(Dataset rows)
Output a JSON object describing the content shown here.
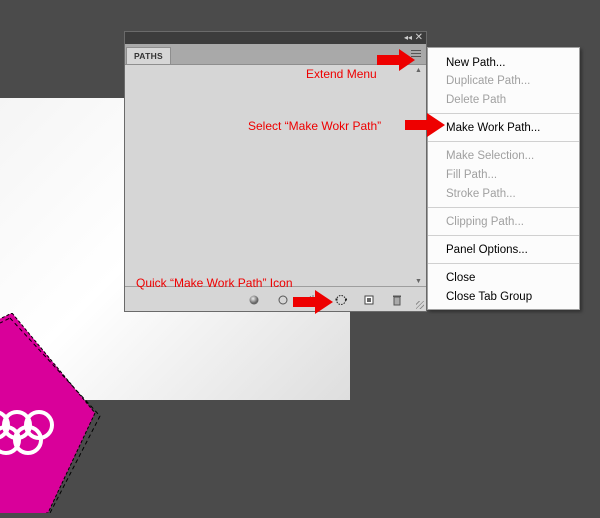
{
  "panel": {
    "tab_label": "PATHS",
    "collapse_glyph": "◂◂",
    "close_glyph": "✕"
  },
  "menu": {
    "items": [
      {
        "label": "New Path...",
        "enabled": true
      },
      {
        "label": "Duplicate Path...",
        "enabled": false
      },
      {
        "label": "Delete Path",
        "enabled": false
      },
      {
        "label": "Make Work Path...",
        "enabled": true
      },
      {
        "label": "Make Selection...",
        "enabled": false
      },
      {
        "label": "Fill Path...",
        "enabled": false
      },
      {
        "label": "Stroke Path...",
        "enabled": false
      },
      {
        "label": "Clipping Path...",
        "enabled": false
      },
      {
        "label": "Panel Options...",
        "enabled": true
      },
      {
        "label": "Close",
        "enabled": true
      },
      {
        "label": "Close Tab Group",
        "enabled": true
      }
    ]
  },
  "annotations": {
    "extend_menu": "Extend Menu",
    "select_make_work_path": "Select “Make Wokr Path”",
    "quick_icon": "Quick “Make Work Path” Icon"
  },
  "colors": {
    "annotation": "#ee0000",
    "logo_magenta": "#d9009a",
    "panel_bg": "#d6d6d6",
    "app_bg": "#4b4b4b"
  },
  "icons": {
    "fill-path": "filled-circle-icon",
    "stroke-path": "hollow-circle-icon",
    "make-work-path": "dotted-circle-icon",
    "new-path": "new-page-icon",
    "delete-path": "trash-icon"
  }
}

### PROBLEM DETAILS
Reproduce each line exactly, please, except for any pictures.

### EXERCISE OUTPUT
Output a JSON object describing the content shown here.
{
  "panel": {
    "tab_label": "PATHS",
    "collapse_glyph": "◂◂",
    "close_glyph": "✕"
  },
  "menu": {
    "items": [
      {
        "label": "New Path...",
        "enabled": true
      },
      {
        "label": "Duplicate Path...",
        "enabled": false
      },
      {
        "label": "Delete Path",
        "enabled": false
      },
      {
        "label": "Make Work Path...",
        "enabled": true
      },
      {
        "label": "Make Selection...",
        "enabled": false
      },
      {
        "label": "Fill Path...",
        "enabled": false
      },
      {
        "label": "Stroke Path...",
        "enabled": false
      },
      {
        "label": "Clipping Path...",
        "enabled": false
      },
      {
        "label": "Panel Options...",
        "enabled": true
      },
      {
        "label": "Close",
        "enabled": true
      },
      {
        "label": "Close Tab Group",
        "enabled": true
      }
    ]
  },
  "annotations": {
    "extend_menu": "Extend Menu",
    "select_make_work_path": "Select “Make Wokr Path”",
    "quick_icon": "Quick “Make Work Path” Icon"
  },
  "colors": {
    "annotation": "#ee0000",
    "logo_magenta": "#d9009a",
    "panel_bg": "#d6d6d6",
    "app_bg": "#4b4b4b"
  },
  "icons": {
    "fill-path": "filled-circle-icon",
    "stroke-path": "hollow-circle-icon",
    "make-work-path": "dotted-circle-icon",
    "new-path": "new-page-icon",
    "delete-path": "trash-icon"
  }
}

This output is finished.